◆ Set task: Identify all lines in the listing that include the word "PVDF", and copy them out.

Figure record extracts:
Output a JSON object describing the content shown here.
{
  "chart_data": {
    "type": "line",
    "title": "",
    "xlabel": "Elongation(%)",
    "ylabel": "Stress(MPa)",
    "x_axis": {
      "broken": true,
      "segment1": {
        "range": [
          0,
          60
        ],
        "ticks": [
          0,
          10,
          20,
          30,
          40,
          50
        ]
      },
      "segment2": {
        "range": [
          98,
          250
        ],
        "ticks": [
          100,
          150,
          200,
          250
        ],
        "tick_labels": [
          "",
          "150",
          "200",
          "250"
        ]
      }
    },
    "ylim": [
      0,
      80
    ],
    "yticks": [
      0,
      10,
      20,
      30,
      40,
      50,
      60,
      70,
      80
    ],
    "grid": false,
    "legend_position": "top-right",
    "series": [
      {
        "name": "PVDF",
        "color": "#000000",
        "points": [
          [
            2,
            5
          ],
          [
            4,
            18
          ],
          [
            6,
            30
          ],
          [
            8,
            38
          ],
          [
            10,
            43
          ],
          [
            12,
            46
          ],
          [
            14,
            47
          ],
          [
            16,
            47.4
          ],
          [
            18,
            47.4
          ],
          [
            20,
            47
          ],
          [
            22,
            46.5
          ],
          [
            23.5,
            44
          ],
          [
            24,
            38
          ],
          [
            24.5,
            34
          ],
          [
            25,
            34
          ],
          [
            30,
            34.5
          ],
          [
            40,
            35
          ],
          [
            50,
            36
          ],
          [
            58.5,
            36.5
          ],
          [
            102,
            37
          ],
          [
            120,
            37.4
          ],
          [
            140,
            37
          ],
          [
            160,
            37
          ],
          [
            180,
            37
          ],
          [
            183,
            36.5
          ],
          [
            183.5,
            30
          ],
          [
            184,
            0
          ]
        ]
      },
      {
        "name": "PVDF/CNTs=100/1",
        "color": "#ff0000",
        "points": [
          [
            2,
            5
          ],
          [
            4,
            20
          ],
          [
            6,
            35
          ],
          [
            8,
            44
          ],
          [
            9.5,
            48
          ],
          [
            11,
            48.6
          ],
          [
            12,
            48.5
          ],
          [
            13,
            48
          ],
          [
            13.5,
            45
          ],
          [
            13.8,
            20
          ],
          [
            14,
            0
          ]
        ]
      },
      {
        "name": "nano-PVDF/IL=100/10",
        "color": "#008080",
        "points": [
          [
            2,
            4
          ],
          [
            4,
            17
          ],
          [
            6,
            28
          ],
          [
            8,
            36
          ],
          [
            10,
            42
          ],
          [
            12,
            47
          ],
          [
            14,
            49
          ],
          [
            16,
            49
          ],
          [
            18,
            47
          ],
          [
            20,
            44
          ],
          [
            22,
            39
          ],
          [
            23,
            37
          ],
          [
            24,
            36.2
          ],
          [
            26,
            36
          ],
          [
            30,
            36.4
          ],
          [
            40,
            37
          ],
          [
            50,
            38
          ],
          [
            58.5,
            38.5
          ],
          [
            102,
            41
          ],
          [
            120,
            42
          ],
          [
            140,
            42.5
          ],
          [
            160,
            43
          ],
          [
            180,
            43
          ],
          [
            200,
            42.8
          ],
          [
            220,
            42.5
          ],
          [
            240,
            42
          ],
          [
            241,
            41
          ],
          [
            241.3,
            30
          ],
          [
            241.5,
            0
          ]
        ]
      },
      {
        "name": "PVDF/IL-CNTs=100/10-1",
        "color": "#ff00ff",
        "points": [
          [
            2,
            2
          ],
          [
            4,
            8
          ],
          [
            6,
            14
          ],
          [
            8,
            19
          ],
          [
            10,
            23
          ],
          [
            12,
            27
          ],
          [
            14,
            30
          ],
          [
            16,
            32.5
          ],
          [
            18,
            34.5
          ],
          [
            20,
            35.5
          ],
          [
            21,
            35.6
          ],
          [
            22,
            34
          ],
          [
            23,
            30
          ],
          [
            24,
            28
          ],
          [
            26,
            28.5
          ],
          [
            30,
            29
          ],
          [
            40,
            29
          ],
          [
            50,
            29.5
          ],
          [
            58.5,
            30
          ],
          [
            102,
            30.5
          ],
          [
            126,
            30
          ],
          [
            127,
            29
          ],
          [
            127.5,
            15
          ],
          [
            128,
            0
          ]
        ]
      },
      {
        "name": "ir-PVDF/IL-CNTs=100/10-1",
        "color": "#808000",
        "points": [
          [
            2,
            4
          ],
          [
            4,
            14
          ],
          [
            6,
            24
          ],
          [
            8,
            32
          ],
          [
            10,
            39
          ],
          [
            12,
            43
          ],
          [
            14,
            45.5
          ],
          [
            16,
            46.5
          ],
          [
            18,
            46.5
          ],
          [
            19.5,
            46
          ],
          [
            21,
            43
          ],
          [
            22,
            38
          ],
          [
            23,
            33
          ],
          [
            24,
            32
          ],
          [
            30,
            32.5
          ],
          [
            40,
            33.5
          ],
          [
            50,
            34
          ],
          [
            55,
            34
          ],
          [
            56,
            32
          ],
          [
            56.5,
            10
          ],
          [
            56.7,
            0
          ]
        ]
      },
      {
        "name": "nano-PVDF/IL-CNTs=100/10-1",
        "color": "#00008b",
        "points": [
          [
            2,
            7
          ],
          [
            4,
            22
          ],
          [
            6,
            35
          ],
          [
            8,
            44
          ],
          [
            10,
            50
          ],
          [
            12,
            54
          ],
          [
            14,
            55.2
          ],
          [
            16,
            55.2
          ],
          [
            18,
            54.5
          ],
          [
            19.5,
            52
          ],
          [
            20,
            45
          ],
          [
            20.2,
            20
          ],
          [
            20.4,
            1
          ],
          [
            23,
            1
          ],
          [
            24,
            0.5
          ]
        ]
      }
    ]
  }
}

◆ The result:
        "name": "PVDF",
        "name": "PVDF/CNTs=100/1",
        "name": "nano-PVDF/IL=100/10",
        "name": "PVDF/IL-CNTs=100/10-1",
        "name": "ir-PVDF/IL-CNTs=100/10-1",
        "name": "nano-PVDF/IL-CNTs=100/10-1",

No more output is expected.